* WORK INSTRUCTIONS: Rewrite the post about surfaces, starting at "There is a big" and ending at "game or application.", with "Skype" swapped for "Teams".

___ ARTICLE

Take

Surfaces

I have been lucky enough so far to avoid doing screen sharing and streaming, but I've been in meetings where other people are doing it and I've seen plenty of streamed videos on all subjects where something is demoed, and it is astonishing to me how much effort is put into moving stuff around the screen, and how the thing you want to show is always locked into what a window shows.

For example: The .NET Community Standups have regressed tremendously even as they got a professional studio with its own technology staff, but it still comes down to sharing a big dumb thing with floating buttons that no one who's watching actually cares about in the way of the person. And this is just what one of the biggest company in the world, in control of its own OS and several video conferencing solutions can muster.

There is a big need for a new user-visible, user-manipulable primitive on the OS level: surfaces that an application can project. Skype or Slack or Zoom or Discord should be able to have a separate surface for just the video, laid out and with no UI, and a surface that's just the chat, and you should be able to go into your streaming software and grant the 75 OS-level mother-may-I permissions and say: I want the chat from Discord, the video from Skype, my own webcam in this corner and this window from this game or application.

______
___ ENTRIES SHOWN

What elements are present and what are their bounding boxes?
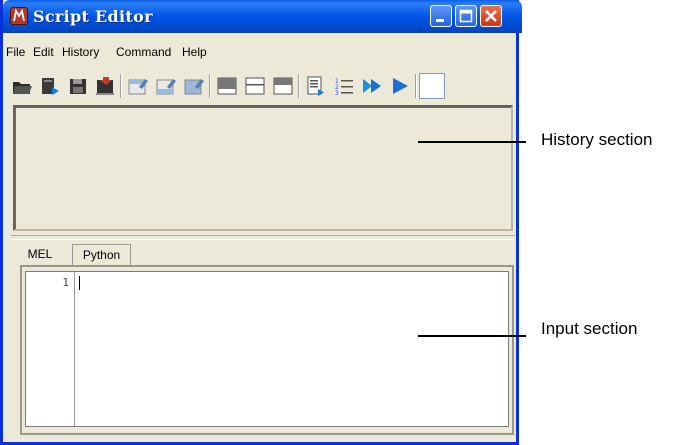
menu-edit[interactable]: Edit bbox=[33, 45, 54, 59]
show-both-icon bbox=[273, 77, 293, 95]
history-callout-label: History section bbox=[541, 130, 653, 149]
execute-all-icon bbox=[363, 79, 381, 93]
line-number-gutter: 1 bbox=[26, 272, 75, 426]
tab-python[interactable]: Python bbox=[72, 244, 131, 265]
close-button[interactable] bbox=[480, 5, 502, 27]
history-callout-line bbox=[418, 141, 526, 143]
show-input-only-icon bbox=[245, 77, 265, 95]
toolbar: 1 2 3 bbox=[6, 71, 518, 102]
minimize-icon bbox=[436, 19, 444, 22]
clear-history-button[interactable] bbox=[127, 75, 149, 97]
save-to-shelf-button[interactable] bbox=[94, 75, 116, 97]
maximize-icon bbox=[459, 9, 473, 23]
history-pane[interactable] bbox=[13, 105, 513, 231]
minimize-button[interactable] bbox=[430, 5, 452, 27]
title-bar[interactable]: Script Editor bbox=[3, 0, 522, 33]
input-callout-label: Input section bbox=[541, 319, 638, 338]
save-script-button[interactable] bbox=[67, 75, 89, 97]
execute-icon bbox=[393, 78, 408, 94]
menu-help[interactable]: Help bbox=[182, 45, 207, 59]
show-line-numbers-icon: 1 2 3 bbox=[335, 78, 353, 97]
line-number: 1 bbox=[62, 276, 69, 289]
echo-all-commands-button[interactable] bbox=[305, 75, 327, 97]
input-editor[interactable]: 1 bbox=[25, 271, 509, 427]
window-title: Script Editor bbox=[33, 7, 153, 26]
show-both-button[interactable] bbox=[272, 75, 294, 97]
toolbar-overflow-field[interactable] bbox=[419, 73, 445, 99]
source-script-button[interactable] bbox=[39, 75, 61, 97]
svg-text:3: 3 bbox=[335, 90, 339, 97]
input-callout-line bbox=[418, 335, 526, 337]
show-history-only-button[interactable] bbox=[216, 75, 238, 97]
show-input-only-button[interactable] bbox=[244, 75, 266, 97]
clear-history-icon bbox=[128, 79, 148, 95]
maximize-button[interactable] bbox=[455, 5, 477, 27]
toolbar-separator bbox=[415, 74, 417, 98]
show-line-numbers-button[interactable]: 1 2 3 bbox=[333, 75, 355, 97]
save-to-shelf-icon bbox=[96, 77, 114, 95]
save-script-icon bbox=[70, 79, 86, 94]
source-script-icon bbox=[42, 78, 59, 95]
menu-history[interactable]: History bbox=[62, 45, 99, 59]
input-pane-frame: 1 bbox=[20, 265, 514, 435]
maya-app-icon[interactable] bbox=[10, 7, 28, 25]
show-history-only-icon bbox=[217, 77, 237, 95]
toolbar-separator bbox=[298, 74, 300, 98]
clear-all-icon bbox=[184, 79, 204, 95]
toolbar-separator bbox=[209, 74, 211, 98]
script-editor-window: Script Editor File Edit History Command … bbox=[0, 0, 522, 445]
tab-mel[interactable]: MEL bbox=[20, 244, 60, 265]
clear-input-button[interactable] bbox=[155, 75, 177, 97]
clear-all-button[interactable] bbox=[183, 75, 205, 97]
open-script-icon bbox=[13, 82, 32, 94]
execute-all-button[interactable] bbox=[361, 75, 383, 97]
clear-input-icon bbox=[156, 79, 176, 95]
menu-file[interactable]: File bbox=[6, 45, 25, 59]
execute-button[interactable] bbox=[389, 75, 411, 97]
text-caret bbox=[79, 276, 80, 290]
pane-splitter[interactable] bbox=[11, 235, 515, 240]
menu-command[interactable]: Command bbox=[116, 45, 171, 59]
toolbar-separator bbox=[120, 74, 122, 98]
open-script-button[interactable] bbox=[11, 75, 33, 97]
close-icon bbox=[485, 10, 497, 22]
echo-all-commands-icon bbox=[307, 76, 324, 96]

______

* OUTPUT OF THE TASK:
There is a big need for a new user-visible, user-manipulable primitive on the OS level: surfaces that an application can project. Teams or Slack or Zoom or Discord should be able to have a separate surface for just the video, laid out and with no UI, and a surface that's just the chat, and you should be able to go into your streaming software and grant the 75 OS-level mother-may-I permissions and say: I want the chat from Discord, the video from Teams, my own webcam in this corner and this window from this game or application.